▶ _Task requirements_: Leave the pictures out, and retype all of the material exactly as written.
Begin
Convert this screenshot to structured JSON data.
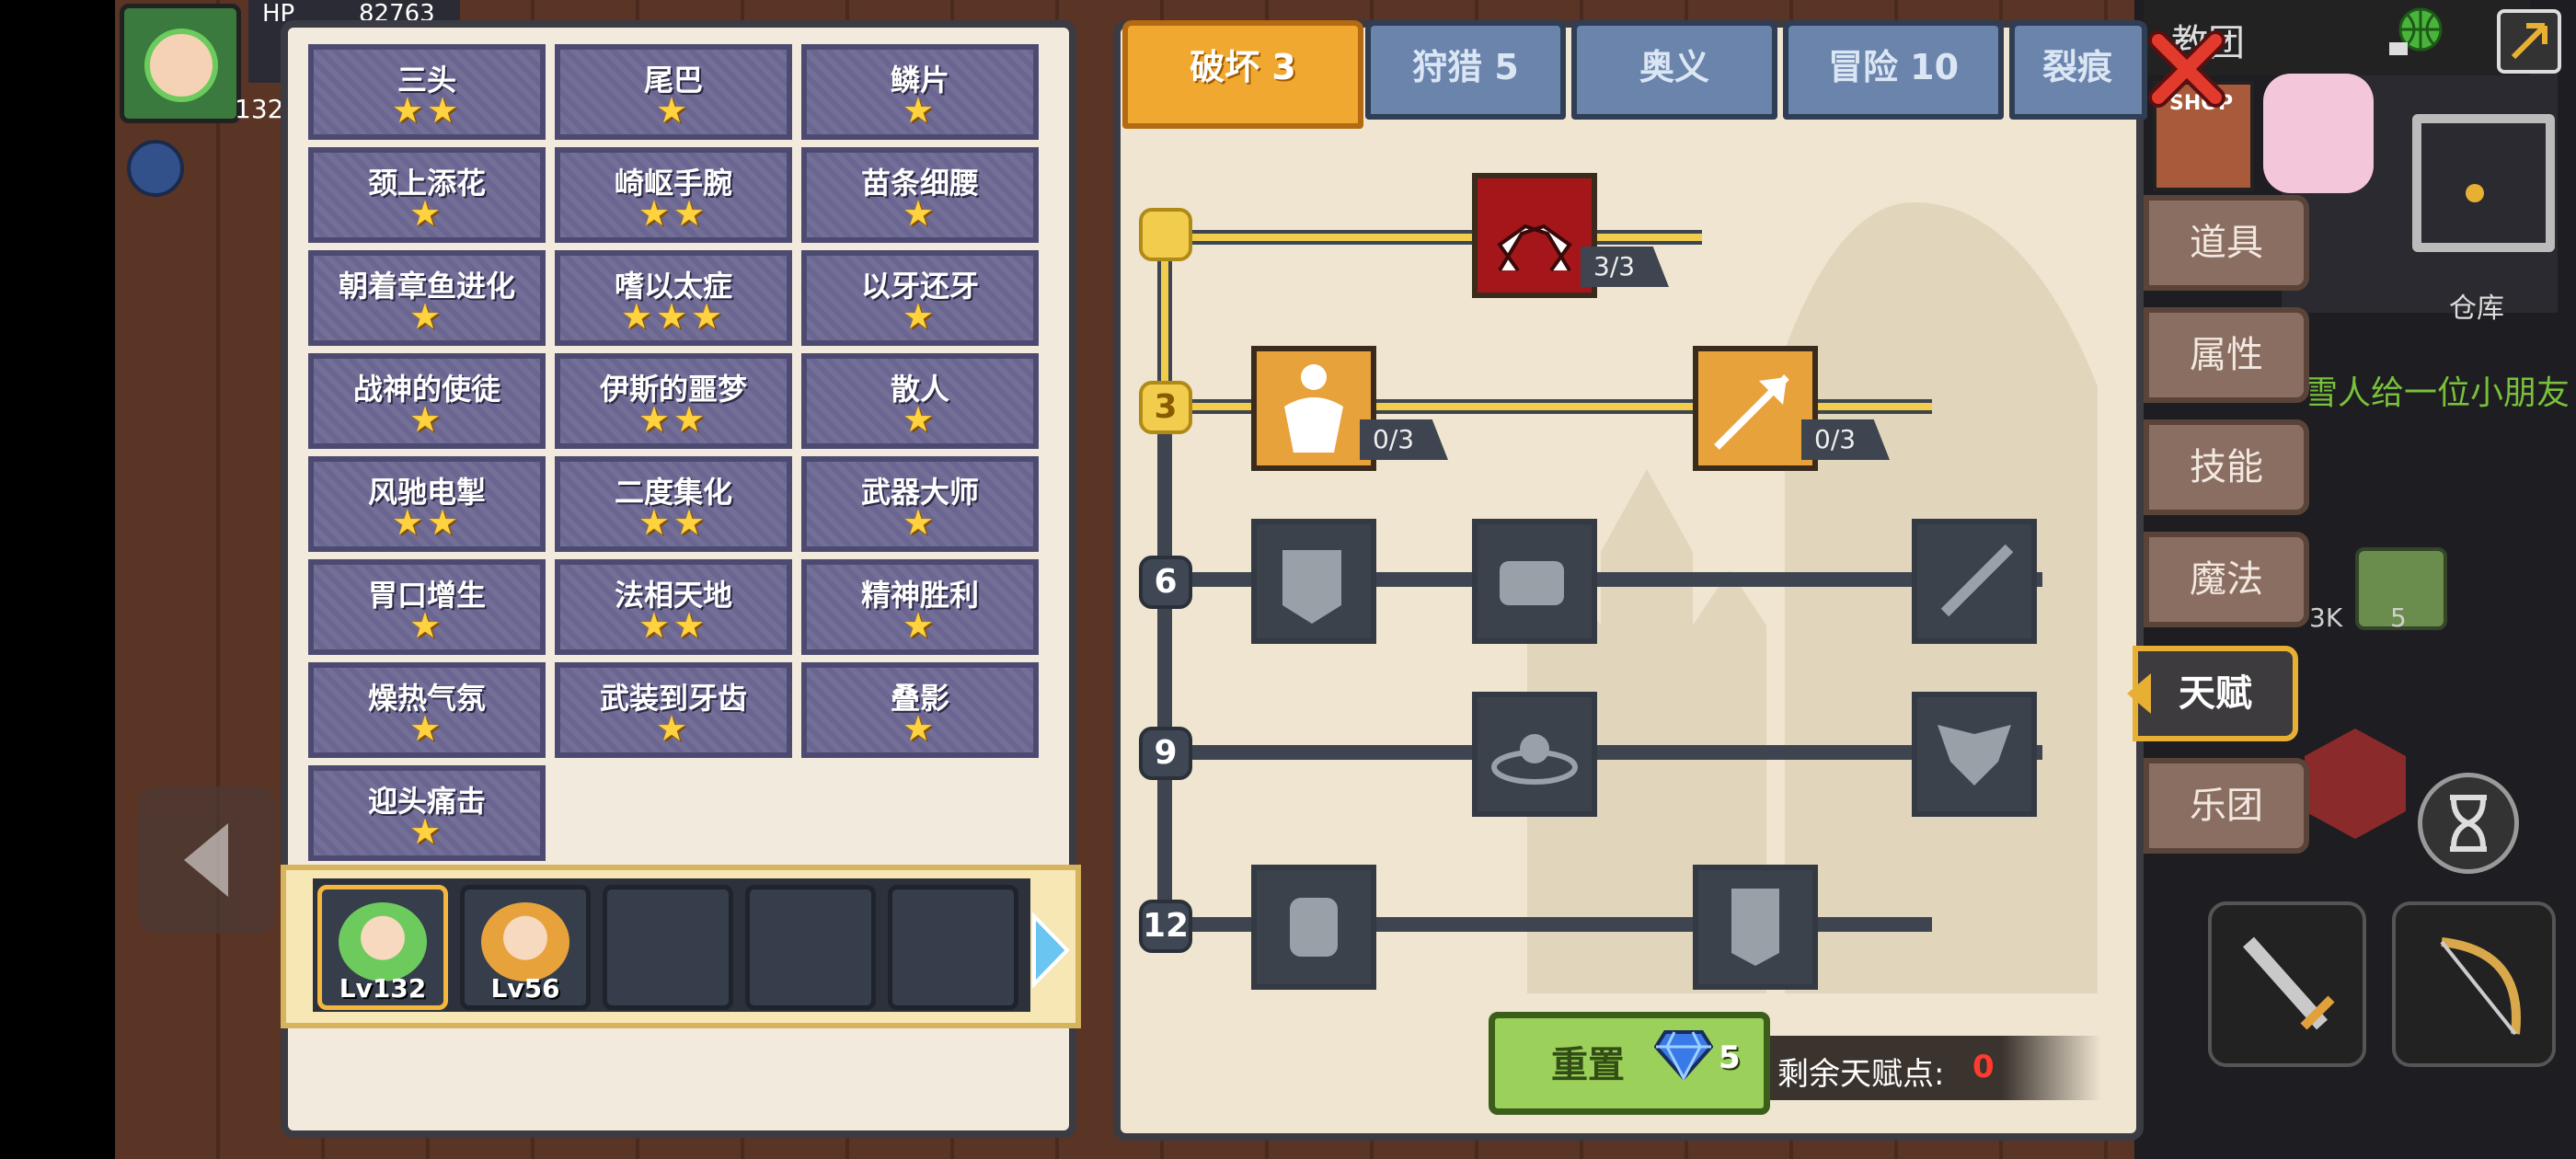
{
  "hud": {
    "hp_label": "HP",
    "hp_value": "82763",
    "player_level": "132",
    "place": "教团",
    "warehouse_label": "仓库",
    "shop_text": "SHOP",
    "scroll_message": "雪人给一位小朋友",
    "item_count_1": "3K",
    "item_count_2": "5"
  },
  "talents": [
    {
      "name": "三头",
      "stars": 2
    },
    {
      "name": "尾巴",
      "stars": 1
    },
    {
      "name": "鳞片",
      "stars": 1
    },
    {
      "name": "颈上添花",
      "stars": 1
    },
    {
      "name": "崎岖手腕",
      "stars": 2
    },
    {
      "name": "苗条细腰",
      "stars": 1
    },
    {
      "name": "朝着章鱼进化",
      "stars": 1
    },
    {
      "name": "嗜以太症",
      "stars": 3
    },
    {
      "name": "以牙还牙",
      "stars": 1
    },
    {
      "name": "战神的使徒",
      "stars": 1
    },
    {
      "name": "伊斯的噩梦",
      "stars": 2
    },
    {
      "name": "散人",
      "stars": 1
    },
    {
      "name": "风驰电掣",
      "stars": 2
    },
    {
      "name": "二度集化",
      "stars": 2
    },
    {
      "name": "武器大师",
      "stars": 1
    },
    {
      "name": "胃口增生",
      "stars": 1
    },
    {
      "name": "法相天地",
      "stars": 2
    },
    {
      "name": "精神胜利",
      "stars": 1
    },
    {
      "name": "燥热气氛",
      "stars": 1
    },
    {
      "name": "武装到牙齿",
      "stars": 1
    },
    {
      "name": "叠影",
      "stars": 1
    },
    {
      "name": "迎头痛击",
      "stars": 1
    }
  ],
  "characters": [
    {
      "level": "Lv132",
      "color": "#6ccb5c"
    },
    {
      "level": "Lv56",
      "color": "#e8a23c"
    }
  ],
  "tabs": [
    {
      "label": "破坏 3",
      "active": true
    },
    {
      "label": "狩猎 5",
      "active": false
    },
    {
      "label": "奥义",
      "active": false
    },
    {
      "label": "冒险 10",
      "active": false
    },
    {
      "label": "裂痕",
      "active": false
    }
  ],
  "tree": {
    "tiers": [
      "3",
      "6",
      "9",
      "12"
    ],
    "node_counts": {
      "arm_wrestle": "3/3",
      "muscle": "0/3",
      "arrow": "0/3"
    }
  },
  "reset": {
    "label": "重置",
    "cost": "5",
    "remaining_label": "剩余天赋点:",
    "remaining_value": "0"
  },
  "side_menu": [
    {
      "label": "道具",
      "active": false
    },
    {
      "label": "属性",
      "active": false
    },
    {
      "label": "技能",
      "active": false
    },
    {
      "label": "魔法",
      "active": false
    },
    {
      "label": "天赋",
      "active": true
    },
    {
      "label": "乐团",
      "active": false
    }
  ],
  "colors": {
    "accent": "#f0a830",
    "star": "#ffd23f",
    "remaining": "#ff3b30",
    "reset_green": "#9bd05a"
  }
}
End
▶ _Full solution_:
Convert this screenshot to structured JSON data.
{
  "hud": {
    "hp_label": "HP",
    "hp_value": "82763",
    "player_level": "132",
    "place": "教团",
    "warehouse_label": "仓库",
    "shop_text": "SHOP",
    "scroll_message": "雪人给一位小朋友",
    "item_count_1": "3K",
    "item_count_2": "5"
  },
  "talents": [
    {
      "name": "三头",
      "stars": 2
    },
    {
      "name": "尾巴",
      "stars": 1
    },
    {
      "name": "鳞片",
      "stars": 1
    },
    {
      "name": "颈上添花",
      "stars": 1
    },
    {
      "name": "崎岖手腕",
      "stars": 2
    },
    {
      "name": "苗条细腰",
      "stars": 1
    },
    {
      "name": "朝着章鱼进化",
      "stars": 1
    },
    {
      "name": "嗜以太症",
      "stars": 3
    },
    {
      "name": "以牙还牙",
      "stars": 1
    },
    {
      "name": "战神的使徒",
      "stars": 1
    },
    {
      "name": "伊斯的噩梦",
      "stars": 2
    },
    {
      "name": "散人",
      "stars": 1
    },
    {
      "name": "风驰电掣",
      "stars": 2
    },
    {
      "name": "二度集化",
      "stars": 2
    },
    {
      "name": "武器大师",
      "stars": 1
    },
    {
      "name": "胃口增生",
      "stars": 1
    },
    {
      "name": "法相天地",
      "stars": 2
    },
    {
      "name": "精神胜利",
      "stars": 1
    },
    {
      "name": "燥热气氛",
      "stars": 1
    },
    {
      "name": "武装到牙齿",
      "stars": 1
    },
    {
      "name": "叠影",
      "stars": 1
    },
    {
      "name": "迎头痛击",
      "stars": 1
    }
  ],
  "characters": [
    {
      "level": "Lv132",
      "color": "#6ccb5c"
    },
    {
      "level": "Lv56",
      "color": "#e8a23c"
    }
  ],
  "tabs": [
    {
      "label": "破坏 3",
      "active": true
    },
    {
      "label": "狩猎 5",
      "active": false
    },
    {
      "label": "奥义",
      "active": false
    },
    {
      "label": "冒险 10",
      "active": false
    },
    {
      "label": "裂痕",
      "active": false
    }
  ],
  "tree": {
    "tiers": [
      "3",
      "6",
      "9",
      "12"
    ],
    "node_counts": {
      "arm_wrestle": "3/3",
      "muscle": "0/3",
      "arrow": "0/3"
    }
  },
  "reset": {
    "label": "重置",
    "cost": "5",
    "remaining_label": "剩余天赋点:",
    "remaining_value": "0"
  },
  "side_menu": [
    {
      "label": "道具",
      "active": false
    },
    {
      "label": "属性",
      "active": false
    },
    {
      "label": "技能",
      "active": false
    },
    {
      "label": "魔法",
      "active": false
    },
    {
      "label": "天赋",
      "active": true
    },
    {
      "label": "乐团",
      "active": false
    }
  ],
  "colors": {
    "accent": "#f0a830",
    "star": "#ffd23f",
    "remaining": "#ff3b30",
    "reset_green": "#9bd05a"
  }
}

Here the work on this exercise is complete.